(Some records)

_ _ _ _ _ _ _

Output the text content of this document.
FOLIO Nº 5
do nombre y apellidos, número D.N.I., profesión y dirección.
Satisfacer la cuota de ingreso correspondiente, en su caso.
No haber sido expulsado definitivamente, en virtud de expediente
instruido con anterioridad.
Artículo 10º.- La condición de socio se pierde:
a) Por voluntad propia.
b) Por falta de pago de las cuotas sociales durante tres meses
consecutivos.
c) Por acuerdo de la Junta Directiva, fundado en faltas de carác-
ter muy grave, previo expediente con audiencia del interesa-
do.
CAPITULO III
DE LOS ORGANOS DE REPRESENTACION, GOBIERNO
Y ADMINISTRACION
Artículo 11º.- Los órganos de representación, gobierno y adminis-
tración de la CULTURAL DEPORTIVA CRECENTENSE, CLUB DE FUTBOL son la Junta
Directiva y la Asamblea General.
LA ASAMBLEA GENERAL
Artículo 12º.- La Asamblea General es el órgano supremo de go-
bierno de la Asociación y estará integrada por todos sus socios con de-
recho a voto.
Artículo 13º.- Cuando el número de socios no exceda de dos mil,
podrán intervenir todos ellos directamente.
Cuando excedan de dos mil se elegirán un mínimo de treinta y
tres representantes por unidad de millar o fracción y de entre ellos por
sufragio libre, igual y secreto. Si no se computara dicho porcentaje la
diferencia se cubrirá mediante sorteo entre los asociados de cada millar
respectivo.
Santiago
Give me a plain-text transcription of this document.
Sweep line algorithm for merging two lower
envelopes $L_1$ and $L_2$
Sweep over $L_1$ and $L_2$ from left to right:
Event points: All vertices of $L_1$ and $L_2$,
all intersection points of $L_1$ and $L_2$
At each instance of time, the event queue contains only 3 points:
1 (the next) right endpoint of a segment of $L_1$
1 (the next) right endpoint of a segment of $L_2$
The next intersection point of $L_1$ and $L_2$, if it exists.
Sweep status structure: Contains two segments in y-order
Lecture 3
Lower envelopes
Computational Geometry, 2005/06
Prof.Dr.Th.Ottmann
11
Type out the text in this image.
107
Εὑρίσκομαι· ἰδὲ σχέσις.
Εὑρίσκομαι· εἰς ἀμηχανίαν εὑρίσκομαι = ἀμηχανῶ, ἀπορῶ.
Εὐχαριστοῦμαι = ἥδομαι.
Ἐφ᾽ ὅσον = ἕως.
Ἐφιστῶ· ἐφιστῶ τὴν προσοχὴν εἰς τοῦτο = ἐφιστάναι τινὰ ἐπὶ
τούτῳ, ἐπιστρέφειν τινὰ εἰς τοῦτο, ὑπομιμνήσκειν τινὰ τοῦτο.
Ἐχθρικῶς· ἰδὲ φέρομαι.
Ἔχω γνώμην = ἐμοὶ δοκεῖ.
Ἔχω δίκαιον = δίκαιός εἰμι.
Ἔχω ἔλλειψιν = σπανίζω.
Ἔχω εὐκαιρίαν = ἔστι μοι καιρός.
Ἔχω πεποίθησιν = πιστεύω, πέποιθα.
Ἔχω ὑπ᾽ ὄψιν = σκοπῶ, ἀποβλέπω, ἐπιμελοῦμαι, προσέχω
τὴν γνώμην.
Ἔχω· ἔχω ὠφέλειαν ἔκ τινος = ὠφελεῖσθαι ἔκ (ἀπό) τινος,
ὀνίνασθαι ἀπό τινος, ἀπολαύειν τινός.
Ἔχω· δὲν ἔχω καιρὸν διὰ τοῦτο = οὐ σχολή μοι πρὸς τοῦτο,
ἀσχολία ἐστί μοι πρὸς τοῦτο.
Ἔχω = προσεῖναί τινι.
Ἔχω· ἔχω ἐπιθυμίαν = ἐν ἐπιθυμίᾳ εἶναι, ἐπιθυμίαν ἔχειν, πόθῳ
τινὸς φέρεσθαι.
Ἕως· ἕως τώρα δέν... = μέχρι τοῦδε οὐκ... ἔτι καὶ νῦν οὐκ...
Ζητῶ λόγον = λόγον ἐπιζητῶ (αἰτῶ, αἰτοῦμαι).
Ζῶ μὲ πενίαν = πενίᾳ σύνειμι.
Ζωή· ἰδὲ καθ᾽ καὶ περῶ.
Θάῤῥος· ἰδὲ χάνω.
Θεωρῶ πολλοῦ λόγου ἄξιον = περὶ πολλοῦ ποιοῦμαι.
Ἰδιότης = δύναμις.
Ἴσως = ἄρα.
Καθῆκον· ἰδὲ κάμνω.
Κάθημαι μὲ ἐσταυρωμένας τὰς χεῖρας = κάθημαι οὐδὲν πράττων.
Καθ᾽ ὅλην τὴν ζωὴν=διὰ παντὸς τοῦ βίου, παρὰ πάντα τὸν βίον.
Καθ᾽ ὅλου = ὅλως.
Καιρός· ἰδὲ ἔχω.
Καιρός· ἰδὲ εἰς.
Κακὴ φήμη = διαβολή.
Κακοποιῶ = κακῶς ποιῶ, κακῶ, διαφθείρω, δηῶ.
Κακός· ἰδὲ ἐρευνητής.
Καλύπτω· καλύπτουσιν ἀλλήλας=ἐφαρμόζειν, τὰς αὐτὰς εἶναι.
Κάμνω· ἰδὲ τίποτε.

_ _ _ _ _ _ _

*WHAT YOU SHOULD DO*. Make a tally of the lines in this data that include the string "expediente", and answer with that tally alone.

*SOLVED EXERCISE*. 2